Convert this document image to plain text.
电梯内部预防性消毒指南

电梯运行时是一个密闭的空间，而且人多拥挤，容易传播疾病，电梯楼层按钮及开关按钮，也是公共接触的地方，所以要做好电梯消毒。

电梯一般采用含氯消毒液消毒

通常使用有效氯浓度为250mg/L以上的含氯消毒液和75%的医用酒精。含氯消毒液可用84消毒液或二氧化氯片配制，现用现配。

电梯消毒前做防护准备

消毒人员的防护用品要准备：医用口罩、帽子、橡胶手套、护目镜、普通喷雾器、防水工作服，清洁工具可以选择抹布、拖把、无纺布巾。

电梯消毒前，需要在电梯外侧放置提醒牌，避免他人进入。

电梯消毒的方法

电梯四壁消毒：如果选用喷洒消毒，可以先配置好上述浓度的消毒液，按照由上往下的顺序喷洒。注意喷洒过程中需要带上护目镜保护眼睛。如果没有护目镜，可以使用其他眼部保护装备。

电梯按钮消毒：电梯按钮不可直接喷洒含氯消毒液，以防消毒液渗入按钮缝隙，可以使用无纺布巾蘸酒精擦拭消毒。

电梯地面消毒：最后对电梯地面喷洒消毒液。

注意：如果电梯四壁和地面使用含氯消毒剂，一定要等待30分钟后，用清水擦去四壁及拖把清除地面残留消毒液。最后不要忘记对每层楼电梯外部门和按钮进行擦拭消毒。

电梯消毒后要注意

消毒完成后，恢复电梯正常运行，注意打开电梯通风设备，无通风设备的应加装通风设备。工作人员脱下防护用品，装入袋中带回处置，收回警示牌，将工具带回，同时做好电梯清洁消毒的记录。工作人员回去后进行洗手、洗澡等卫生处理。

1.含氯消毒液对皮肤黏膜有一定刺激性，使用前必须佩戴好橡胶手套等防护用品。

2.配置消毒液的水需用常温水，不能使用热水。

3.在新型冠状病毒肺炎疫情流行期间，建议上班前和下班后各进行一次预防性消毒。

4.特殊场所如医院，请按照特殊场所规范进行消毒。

■ ■ ■ ■

GIVEN TASK =
Without leaving anything out, quote all the data.

FULL RESPONSE =
Convert this document image to plain text.
电梯内部预防性消毒指南

电梯运行时是一个密闭的空间，而且人多拥挤，容易传播疾病，电梯楼层按钮及开关按钮，也是公共接触的地方，所以要做好电梯消毒。

电梯一般采用含氯消毒液消毒

通常使用有效氯浓度为250mg/L以上的含氯消毒液和75%的医用酒精。含氯消毒液可用84消毒液或二氧化氯片配制，现用现配。

电梯消毒前做防护准备

消毒人员的防护用品要准备：医用口罩、帽子、橡胶手套、护目镜、普通喷雾器、防水工作服，清洁工具可以选择抹布、拖把、无纺布巾。

电梯消毒前，需要在电梯外侧放置提醒牌，避免他人进入。

电梯消毒的方法

电梯四壁消毒：如果选用喷洒消毒，可以先配置好上述浓度的消毒液，按照由上往下的顺序喷洒。注意喷洒过程中需要带上护目镜保护眼睛。如果没有护目镜，可以使用其他眼部保护装备。

电梯按钮消毒：电梯按钮不可直接喷洒含氯消毒液，以防消毒液渗入按钮缝隙，可以使用无纺布巾蘸酒精擦拭消毒。

电梯地面消毒：最后对电梯地面喷洒消毒液。

注意：如果电梯四壁和地面使用含氯消毒剂，一定要等待30分钟后，用清水擦去四壁及拖把清除地面残留消毒液。最后不要忘记对每层楼电梯外部门和按钮进行擦拭消毒。

电梯消毒后要注意

消毒完成后，恢复电梯正常运行，注意打开电梯通风设备，无通风设备的应加装通风设备。工作人员脱下防护用品，装入袋中带回处置，收回警示牌，将工具带回，同时做好电梯清洁消毒的记录。工作人员回去后进行洗手、洗澡等卫生处理。

1.含氯消毒液对皮肤黏膜有一定刺激性，使用前必须佩戴好橡胶手套等防护用品。

2.配置消毒液的水需用常温水，不能使用热水。

3.在新型冠状病毒肺炎疫情流行期间，建议上班前和下班后各进行一次预防性消毒。

4.特殊场所如医院，请按照特殊场所规范进行消毒。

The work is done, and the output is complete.